▶ _Set problem_
Copy the records word for word, from the very start down to the line that contains "left-line-7: управление рулевым", with that line included.

▶ _Data in this exercise_
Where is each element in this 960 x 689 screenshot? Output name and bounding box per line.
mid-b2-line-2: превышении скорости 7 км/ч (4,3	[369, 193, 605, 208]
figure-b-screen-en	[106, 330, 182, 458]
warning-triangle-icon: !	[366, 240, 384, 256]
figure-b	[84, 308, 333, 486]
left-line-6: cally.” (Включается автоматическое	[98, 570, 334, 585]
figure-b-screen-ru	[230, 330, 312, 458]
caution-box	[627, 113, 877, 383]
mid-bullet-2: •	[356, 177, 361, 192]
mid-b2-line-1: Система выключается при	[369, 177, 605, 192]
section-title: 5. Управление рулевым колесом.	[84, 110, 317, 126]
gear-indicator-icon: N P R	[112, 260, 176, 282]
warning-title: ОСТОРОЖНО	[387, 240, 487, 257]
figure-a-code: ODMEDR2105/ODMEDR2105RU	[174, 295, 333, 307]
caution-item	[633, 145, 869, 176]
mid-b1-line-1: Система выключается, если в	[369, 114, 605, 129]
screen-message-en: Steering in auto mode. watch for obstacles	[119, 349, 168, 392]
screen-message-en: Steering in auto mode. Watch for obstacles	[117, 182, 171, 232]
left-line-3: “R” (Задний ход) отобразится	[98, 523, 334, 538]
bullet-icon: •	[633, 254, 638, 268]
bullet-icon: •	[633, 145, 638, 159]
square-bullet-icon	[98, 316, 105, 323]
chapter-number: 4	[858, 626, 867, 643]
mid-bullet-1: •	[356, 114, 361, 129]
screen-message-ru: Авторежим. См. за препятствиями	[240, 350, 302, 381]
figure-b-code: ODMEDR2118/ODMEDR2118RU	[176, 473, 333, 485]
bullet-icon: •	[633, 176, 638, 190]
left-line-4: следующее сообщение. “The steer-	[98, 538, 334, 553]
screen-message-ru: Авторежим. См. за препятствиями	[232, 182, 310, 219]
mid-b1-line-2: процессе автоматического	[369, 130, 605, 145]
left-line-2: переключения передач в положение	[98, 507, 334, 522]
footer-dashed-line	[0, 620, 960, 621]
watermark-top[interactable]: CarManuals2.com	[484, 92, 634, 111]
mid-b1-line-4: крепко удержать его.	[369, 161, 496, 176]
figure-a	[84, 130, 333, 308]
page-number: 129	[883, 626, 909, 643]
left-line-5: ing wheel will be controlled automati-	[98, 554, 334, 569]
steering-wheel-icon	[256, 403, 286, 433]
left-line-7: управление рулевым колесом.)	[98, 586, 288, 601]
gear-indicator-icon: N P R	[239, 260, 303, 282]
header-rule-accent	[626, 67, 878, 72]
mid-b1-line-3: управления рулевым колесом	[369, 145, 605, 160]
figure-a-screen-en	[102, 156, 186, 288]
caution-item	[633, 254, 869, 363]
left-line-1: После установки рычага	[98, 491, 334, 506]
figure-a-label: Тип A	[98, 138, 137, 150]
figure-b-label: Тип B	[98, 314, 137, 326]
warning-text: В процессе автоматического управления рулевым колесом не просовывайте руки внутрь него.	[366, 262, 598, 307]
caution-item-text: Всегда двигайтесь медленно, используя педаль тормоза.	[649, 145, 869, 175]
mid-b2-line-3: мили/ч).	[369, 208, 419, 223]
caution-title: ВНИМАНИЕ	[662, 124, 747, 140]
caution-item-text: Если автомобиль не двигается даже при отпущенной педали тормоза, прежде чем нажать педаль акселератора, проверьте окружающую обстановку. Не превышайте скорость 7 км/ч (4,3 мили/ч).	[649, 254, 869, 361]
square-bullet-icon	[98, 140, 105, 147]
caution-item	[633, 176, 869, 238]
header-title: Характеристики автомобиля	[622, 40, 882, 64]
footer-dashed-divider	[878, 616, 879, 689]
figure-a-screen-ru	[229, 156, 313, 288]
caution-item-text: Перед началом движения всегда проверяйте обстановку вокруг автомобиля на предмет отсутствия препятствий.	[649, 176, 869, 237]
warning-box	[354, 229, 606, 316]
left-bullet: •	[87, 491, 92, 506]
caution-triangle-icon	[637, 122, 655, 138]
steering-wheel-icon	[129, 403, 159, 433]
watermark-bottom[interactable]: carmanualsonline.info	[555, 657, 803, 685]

▶ _Completed task_
Where is each element in this 960 x 689 screenshot? Output name and bounding box per line.
mid-b2-line-2: превышении скорости 7 км/ч (4,3	[369, 193, 605, 208]
figure-b-screen-en	[106, 330, 182, 458]
warning-triangle-icon: !	[366, 240, 384, 256]
figure-b	[84, 308, 333, 486]
left-line-6: cally.” (Включается автоматическое	[98, 570, 334, 585]
figure-b-screen-ru	[230, 330, 312, 458]
caution-box	[627, 113, 877, 383]
mid-bullet-2: •	[356, 177, 361, 192]
mid-b2-line-1: Система выключается при	[369, 177, 605, 192]
section-title: 5. Управление рулевым колесом.	[84, 110, 317, 126]
gear-indicator-icon: N P R	[112, 260, 176, 282]
warning-title: ОСТОРОЖНО	[387, 240, 487, 257]
figure-a-code: ODMEDR2105/ODMEDR2105RU	[174, 295, 333, 307]
caution-item	[633, 145, 869, 176]
mid-b1-line-1: Система выключается, если в	[369, 114, 605, 129]
screen-message-en: Steering in auto mode. watch for obstacles	[119, 349, 168, 392]
screen-message-en: Steering in auto mode. Watch for obstacles	[117, 182, 171, 232]
left-line-3: “R” (Задний ход) отобразится	[98, 523, 334, 538]
bullet-icon: •	[633, 254, 638, 268]
bullet-icon: •	[633, 145, 638, 159]
square-bullet-icon	[98, 316, 105, 323]
chapter-number: 4	[858, 626, 867, 643]
mid-bullet-1: •	[356, 114, 361, 129]
screen-message-ru: Авторежим. См. за препятствиями	[240, 350, 302, 381]
figure-b-code: ODMEDR2118/ODMEDR2118RU	[176, 473, 333, 485]
bullet-icon: •	[633, 176, 638, 190]
left-line-4: следующее сообщение. “The steer-	[98, 538, 334, 553]
screen-message-ru: Авторежим. См. за препятствиями	[232, 182, 310, 219]
mid-b1-line-2: процессе автоматического	[369, 130, 605, 145]
left-line-2: переключения передач в положение	[98, 507, 334, 522]
footer-dashed-line	[0, 620, 960, 621]
watermark-top[interactable]: CarManuals2.com	[484, 92, 634, 111]
mid-b1-line-4: крепко удержать его.	[369, 161, 496, 176]
figure-a	[84, 130, 333, 308]
page-number: 129	[883, 626, 909, 643]
left-line-5: ing wheel will be controlled automati-	[98, 554, 334, 569]
steering-wheel-icon	[256, 403, 286, 433]
left-line-7: управление рулевым колесом.)	[98, 586, 288, 601]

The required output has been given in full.